TASK TO CARRY OUT: Send each entry back exactly as given, pictures excluded.

● ● ● ● ●

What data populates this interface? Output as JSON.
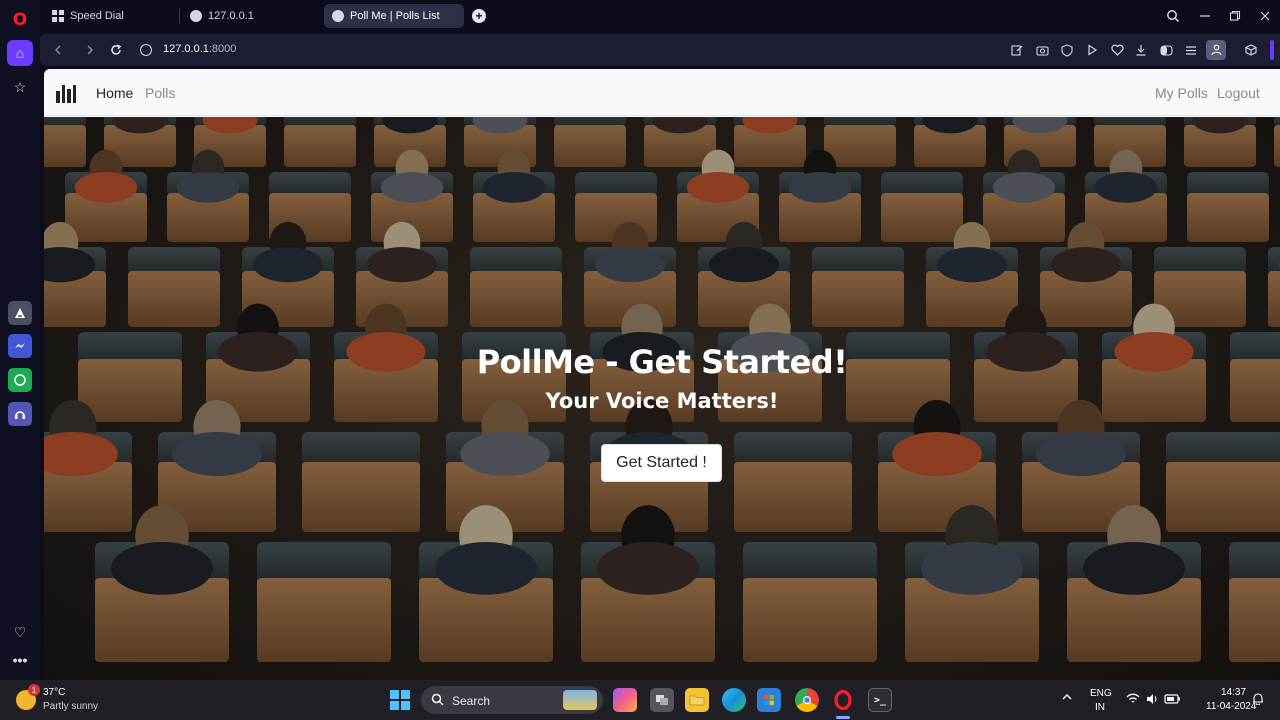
{
  "browser": {
    "tabs": [
      {
        "label": "Speed Dial"
      },
      {
        "label": "127.0.0.1"
      },
      {
        "label": "Poll Me | Polls List"
      }
    ],
    "new_tab_label": "+",
    "url_host": "127.0.0.1",
    "url_port": ":8000",
    "accent_color": "#6b3cff"
  },
  "sidebar": {
    "logo_glyph": "O",
    "home_icon": "⌂",
    "star_icon": "☆",
    "heart_icon": "♡",
    "more_icon": "•••"
  },
  "site": {
    "nav": {
      "home": "Home",
      "polls": "Polls",
      "my_polls": "My Polls",
      "logout": "Logout"
    },
    "hero": {
      "title": "PollMe - Get Started!",
      "subtitle": "Your Voice Matters!",
      "button": "Get Started !"
    }
  },
  "taskbar": {
    "weather_badge": "1",
    "temperature": "37°C",
    "condition": "Partly sunny",
    "search_label": "Search",
    "lang_line1": "ENG",
    "lang_line2": "IN",
    "time": "14:37",
    "date": "11-04-2024"
  }
}
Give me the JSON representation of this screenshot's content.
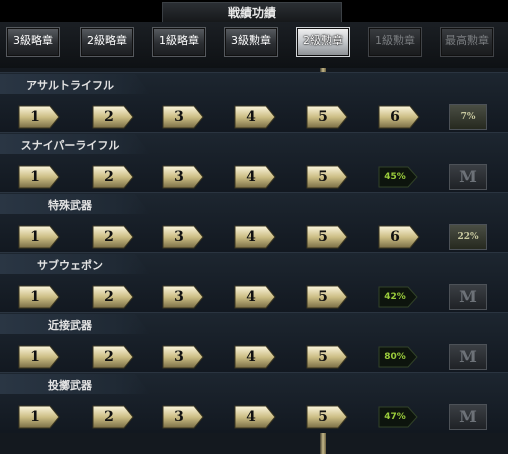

● ● ● ● ●

RESULT:
What data populates this interface? Output as JSON.
{
  "browser": {
    "tabs": [
      {
        "label": "Speed Dial"
      },
      {
        "label": "127.0.0.1"
      },
      {
        "label": "Poll Me | Polls List"
      }
    ],
    "new_tab_label": "+",
    "url_host": "127.0.0.1",
    "url_port": ":8000",
    "accent_color": "#6b3cff"
  },
  "sidebar": {
    "logo_glyph": "O",
    "home_icon": "⌂",
    "star_icon": "☆",
    "heart_icon": "♡",
    "more_icon": "•••"
  },
  "site": {
    "nav": {
      "home": "Home",
      "polls": "Polls",
      "my_polls": "My Polls",
      "logout": "Logout"
    },
    "hero": {
      "title": "PollMe - Get Started!",
      "subtitle": "Your Voice Matters!",
      "button": "Get Started !"
    }
  },
  "taskbar": {
    "weather_badge": "1",
    "temperature": "37°C",
    "condition": "Partly sunny",
    "search_label": "Search",
    "lang_line1": "ENG",
    "lang_line2": "IN",
    "time": "14:37",
    "date": "11-04-2024"
  }
}
Give me the JSON representation of this screenshot's content.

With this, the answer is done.